* Exercise *
Copy out all lines carrying the word "transport".

* Available data *
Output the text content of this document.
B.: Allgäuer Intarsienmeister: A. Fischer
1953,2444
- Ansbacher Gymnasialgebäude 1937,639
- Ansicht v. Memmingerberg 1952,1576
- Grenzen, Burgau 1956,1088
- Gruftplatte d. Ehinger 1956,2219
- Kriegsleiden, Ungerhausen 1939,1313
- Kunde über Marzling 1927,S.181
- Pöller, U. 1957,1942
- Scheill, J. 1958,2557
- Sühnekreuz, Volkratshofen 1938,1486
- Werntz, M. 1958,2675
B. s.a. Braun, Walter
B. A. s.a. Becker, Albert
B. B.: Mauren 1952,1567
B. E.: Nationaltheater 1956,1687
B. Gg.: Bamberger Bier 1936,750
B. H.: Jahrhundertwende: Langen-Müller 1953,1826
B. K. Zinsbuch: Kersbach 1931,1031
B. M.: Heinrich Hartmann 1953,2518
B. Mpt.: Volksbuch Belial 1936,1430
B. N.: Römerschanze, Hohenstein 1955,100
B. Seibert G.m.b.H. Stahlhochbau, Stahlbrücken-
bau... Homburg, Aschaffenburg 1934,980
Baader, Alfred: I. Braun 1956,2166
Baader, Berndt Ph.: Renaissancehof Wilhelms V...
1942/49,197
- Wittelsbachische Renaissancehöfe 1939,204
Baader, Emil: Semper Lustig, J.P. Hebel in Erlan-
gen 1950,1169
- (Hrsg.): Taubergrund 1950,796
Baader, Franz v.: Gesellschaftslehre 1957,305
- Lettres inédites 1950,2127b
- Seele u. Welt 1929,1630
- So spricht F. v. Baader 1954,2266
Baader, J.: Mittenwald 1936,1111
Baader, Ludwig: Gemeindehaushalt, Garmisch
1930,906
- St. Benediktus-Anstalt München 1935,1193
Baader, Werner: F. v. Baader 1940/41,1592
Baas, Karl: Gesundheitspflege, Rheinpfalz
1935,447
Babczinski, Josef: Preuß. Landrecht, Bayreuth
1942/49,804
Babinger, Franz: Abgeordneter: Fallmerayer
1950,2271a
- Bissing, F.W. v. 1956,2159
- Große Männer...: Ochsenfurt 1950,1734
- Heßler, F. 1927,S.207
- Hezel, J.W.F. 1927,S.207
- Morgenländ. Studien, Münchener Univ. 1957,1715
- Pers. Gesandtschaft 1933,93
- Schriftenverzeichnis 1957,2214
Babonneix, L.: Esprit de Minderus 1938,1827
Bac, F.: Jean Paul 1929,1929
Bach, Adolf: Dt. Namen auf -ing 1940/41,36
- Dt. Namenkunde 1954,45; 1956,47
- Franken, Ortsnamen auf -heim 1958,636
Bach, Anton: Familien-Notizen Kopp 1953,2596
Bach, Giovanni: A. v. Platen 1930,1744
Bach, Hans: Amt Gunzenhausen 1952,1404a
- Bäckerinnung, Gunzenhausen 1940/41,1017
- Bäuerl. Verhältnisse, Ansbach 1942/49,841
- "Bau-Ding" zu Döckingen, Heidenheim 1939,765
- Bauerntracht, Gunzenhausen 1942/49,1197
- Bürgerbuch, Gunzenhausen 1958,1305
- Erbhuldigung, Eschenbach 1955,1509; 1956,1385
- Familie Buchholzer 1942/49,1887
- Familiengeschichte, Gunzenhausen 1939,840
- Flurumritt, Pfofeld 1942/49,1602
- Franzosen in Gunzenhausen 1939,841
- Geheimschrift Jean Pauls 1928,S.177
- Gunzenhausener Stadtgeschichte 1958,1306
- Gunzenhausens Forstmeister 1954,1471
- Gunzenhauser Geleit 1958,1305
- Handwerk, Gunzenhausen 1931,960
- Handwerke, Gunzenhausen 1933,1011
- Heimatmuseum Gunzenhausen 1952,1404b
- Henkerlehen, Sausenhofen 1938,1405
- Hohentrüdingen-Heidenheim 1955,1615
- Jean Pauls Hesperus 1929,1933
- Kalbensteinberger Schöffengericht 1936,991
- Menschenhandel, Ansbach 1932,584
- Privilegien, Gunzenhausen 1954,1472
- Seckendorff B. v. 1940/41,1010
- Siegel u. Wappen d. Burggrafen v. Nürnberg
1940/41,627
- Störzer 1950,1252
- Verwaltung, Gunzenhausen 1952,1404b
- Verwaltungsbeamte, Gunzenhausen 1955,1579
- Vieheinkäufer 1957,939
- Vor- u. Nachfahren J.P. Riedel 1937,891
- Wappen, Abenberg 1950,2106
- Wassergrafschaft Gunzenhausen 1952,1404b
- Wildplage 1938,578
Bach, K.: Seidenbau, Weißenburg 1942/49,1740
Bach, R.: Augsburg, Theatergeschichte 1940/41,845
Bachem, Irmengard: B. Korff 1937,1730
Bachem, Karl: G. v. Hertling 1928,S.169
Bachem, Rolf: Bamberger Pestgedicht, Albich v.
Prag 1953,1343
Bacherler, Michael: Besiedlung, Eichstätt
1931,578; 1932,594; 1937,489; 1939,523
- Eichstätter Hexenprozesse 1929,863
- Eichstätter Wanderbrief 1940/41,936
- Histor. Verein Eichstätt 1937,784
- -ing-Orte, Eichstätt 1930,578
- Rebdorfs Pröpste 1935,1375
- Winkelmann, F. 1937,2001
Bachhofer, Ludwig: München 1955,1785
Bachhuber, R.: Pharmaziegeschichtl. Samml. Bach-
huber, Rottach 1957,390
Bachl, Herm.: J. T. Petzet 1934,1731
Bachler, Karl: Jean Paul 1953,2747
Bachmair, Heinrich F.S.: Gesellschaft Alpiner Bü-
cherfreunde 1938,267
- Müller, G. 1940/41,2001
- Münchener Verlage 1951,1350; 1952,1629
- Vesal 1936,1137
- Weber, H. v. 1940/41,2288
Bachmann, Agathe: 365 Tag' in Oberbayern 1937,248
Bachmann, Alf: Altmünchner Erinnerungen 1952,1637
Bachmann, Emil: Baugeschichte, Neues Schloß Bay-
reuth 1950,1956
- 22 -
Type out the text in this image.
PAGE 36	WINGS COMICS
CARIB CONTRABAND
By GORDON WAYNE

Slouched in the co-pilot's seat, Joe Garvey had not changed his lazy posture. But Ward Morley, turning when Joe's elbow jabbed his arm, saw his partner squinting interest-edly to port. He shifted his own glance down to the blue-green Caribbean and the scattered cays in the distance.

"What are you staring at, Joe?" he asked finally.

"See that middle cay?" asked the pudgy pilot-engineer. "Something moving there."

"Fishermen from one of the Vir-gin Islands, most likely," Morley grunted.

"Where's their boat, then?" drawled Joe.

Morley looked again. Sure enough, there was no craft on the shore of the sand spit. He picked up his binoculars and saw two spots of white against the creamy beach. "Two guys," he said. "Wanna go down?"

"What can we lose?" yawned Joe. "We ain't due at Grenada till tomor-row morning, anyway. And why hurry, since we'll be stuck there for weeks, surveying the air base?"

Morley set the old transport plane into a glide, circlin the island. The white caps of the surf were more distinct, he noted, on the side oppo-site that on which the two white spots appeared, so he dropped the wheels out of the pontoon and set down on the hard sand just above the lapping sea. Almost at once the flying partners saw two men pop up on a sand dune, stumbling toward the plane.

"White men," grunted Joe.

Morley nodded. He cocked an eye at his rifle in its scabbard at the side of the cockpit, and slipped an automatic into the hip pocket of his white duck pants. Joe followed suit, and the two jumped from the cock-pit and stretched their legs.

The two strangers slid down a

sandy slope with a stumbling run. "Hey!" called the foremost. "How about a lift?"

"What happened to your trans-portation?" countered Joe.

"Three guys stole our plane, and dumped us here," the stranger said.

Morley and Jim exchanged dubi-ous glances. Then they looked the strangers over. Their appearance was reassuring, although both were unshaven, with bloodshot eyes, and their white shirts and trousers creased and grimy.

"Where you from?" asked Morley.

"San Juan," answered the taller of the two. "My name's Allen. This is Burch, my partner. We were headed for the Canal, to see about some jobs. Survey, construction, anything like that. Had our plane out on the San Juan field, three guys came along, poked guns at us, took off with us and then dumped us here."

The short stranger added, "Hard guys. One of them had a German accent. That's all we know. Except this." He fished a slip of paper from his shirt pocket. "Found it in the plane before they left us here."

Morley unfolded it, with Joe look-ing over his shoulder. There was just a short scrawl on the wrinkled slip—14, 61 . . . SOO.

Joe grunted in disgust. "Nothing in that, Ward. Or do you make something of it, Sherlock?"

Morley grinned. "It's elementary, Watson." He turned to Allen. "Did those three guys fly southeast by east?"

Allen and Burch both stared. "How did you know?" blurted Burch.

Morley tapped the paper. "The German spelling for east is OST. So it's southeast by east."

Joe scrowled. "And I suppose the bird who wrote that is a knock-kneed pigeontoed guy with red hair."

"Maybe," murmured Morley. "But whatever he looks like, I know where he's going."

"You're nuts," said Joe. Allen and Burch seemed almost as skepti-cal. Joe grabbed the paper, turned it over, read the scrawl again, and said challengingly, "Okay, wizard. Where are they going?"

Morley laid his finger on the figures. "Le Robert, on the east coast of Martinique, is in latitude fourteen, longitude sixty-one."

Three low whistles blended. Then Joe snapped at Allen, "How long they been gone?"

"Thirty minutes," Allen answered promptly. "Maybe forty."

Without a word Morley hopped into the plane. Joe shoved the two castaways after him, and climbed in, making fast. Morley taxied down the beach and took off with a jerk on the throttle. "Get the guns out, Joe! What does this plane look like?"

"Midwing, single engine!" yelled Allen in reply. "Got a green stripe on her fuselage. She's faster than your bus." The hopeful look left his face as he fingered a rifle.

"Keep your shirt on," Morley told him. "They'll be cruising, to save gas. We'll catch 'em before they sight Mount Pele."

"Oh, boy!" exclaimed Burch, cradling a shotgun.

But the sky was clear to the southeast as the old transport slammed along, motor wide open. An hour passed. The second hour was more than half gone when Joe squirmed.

* Exercise output *
Morley set the old transport plane into a glide, circlin the island. The white caps of the surf were more distinct, he noted, on the side oppo-site that on which the two white spots appeared, so he dropped the wheels out of the pontoon and set down on the hard sand just above the lapping sea. Almost at once the flying partners saw two men pop up on a sand dune, stumbling toward the plane.
But the sky was clear to the southeast as the old transport slammed along, motor wide open. An hour passed. The second hour was more than half gone when Joe squirmed.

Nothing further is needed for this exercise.